_TASK TO COMPLETE_
Determine the number of lines that have the string "this" in them, and give only that number.

[Raw records]
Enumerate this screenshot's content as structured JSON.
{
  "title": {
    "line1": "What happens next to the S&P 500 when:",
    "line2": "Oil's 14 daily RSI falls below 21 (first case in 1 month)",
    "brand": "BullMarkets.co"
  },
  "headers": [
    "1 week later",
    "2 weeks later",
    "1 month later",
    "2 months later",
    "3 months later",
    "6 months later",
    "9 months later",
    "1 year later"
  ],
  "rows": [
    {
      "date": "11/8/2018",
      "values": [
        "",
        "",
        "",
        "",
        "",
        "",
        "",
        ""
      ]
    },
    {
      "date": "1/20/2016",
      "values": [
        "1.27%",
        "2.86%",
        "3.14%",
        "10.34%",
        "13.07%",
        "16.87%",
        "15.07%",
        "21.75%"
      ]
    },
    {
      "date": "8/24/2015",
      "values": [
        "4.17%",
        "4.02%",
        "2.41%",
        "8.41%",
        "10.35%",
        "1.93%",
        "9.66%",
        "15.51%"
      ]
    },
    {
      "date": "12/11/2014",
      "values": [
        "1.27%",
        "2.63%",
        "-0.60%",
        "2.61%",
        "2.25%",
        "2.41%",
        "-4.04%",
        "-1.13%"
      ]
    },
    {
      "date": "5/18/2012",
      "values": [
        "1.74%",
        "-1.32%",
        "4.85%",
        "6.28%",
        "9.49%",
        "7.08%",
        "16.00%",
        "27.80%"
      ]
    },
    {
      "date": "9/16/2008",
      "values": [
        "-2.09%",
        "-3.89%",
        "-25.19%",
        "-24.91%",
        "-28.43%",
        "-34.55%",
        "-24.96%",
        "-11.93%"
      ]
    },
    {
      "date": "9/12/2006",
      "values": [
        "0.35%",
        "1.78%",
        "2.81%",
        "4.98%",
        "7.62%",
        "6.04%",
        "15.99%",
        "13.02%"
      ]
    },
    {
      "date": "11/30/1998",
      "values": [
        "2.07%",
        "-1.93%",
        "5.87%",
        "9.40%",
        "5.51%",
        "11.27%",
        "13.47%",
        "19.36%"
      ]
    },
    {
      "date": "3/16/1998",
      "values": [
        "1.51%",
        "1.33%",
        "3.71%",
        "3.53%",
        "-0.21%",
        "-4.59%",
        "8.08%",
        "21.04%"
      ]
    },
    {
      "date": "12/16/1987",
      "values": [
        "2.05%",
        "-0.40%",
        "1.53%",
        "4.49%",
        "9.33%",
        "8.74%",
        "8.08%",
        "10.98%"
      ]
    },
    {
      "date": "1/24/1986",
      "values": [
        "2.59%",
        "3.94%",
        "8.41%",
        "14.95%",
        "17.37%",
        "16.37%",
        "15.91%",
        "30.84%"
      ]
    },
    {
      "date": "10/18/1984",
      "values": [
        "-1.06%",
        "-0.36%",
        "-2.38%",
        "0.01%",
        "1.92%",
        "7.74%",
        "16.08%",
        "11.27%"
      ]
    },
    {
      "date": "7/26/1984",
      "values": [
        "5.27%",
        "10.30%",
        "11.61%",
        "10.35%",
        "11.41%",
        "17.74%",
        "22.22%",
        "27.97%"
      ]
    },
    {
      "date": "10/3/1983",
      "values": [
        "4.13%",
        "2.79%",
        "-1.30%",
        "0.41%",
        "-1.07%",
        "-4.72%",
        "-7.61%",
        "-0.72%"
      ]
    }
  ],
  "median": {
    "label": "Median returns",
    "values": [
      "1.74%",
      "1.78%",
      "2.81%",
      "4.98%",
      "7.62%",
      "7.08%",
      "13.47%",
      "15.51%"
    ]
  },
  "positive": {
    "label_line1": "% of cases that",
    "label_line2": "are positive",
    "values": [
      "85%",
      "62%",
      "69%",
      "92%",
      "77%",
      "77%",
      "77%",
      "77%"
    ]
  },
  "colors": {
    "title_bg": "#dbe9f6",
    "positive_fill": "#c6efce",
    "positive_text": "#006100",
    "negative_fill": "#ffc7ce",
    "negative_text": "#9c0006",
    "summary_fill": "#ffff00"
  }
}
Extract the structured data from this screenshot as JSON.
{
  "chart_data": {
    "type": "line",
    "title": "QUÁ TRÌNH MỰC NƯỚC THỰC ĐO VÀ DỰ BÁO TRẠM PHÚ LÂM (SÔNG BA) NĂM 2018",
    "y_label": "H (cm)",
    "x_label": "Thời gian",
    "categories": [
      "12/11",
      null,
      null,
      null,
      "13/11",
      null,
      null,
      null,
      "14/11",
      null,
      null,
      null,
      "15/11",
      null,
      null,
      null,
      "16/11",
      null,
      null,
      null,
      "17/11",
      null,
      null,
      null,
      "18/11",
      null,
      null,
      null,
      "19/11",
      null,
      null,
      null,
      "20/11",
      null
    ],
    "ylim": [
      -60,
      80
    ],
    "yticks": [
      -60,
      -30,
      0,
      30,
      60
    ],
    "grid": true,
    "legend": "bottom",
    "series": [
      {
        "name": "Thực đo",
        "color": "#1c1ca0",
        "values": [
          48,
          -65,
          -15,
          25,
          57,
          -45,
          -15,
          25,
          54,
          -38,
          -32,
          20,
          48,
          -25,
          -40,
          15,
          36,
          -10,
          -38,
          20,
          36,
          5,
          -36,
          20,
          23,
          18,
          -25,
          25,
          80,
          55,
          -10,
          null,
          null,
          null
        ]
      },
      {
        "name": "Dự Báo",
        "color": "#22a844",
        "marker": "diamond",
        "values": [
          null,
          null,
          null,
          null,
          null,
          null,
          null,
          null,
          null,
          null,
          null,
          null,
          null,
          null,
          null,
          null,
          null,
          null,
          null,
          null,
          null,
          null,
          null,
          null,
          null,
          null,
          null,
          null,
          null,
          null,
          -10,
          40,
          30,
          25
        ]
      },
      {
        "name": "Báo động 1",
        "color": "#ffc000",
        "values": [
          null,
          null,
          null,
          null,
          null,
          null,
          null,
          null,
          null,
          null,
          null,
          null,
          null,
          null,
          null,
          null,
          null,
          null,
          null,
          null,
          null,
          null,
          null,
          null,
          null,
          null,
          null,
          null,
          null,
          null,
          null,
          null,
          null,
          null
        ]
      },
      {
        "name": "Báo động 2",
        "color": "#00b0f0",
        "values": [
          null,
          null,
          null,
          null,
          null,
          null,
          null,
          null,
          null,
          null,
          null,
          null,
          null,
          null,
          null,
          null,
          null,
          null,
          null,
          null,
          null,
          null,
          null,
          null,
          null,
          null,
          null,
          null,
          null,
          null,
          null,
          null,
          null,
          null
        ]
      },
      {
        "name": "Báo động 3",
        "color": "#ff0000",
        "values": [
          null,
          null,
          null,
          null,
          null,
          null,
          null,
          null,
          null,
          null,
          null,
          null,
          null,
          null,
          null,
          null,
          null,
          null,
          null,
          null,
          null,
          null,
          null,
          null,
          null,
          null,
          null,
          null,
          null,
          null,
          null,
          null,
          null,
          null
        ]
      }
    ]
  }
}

_EXPECTED ANSWER_
2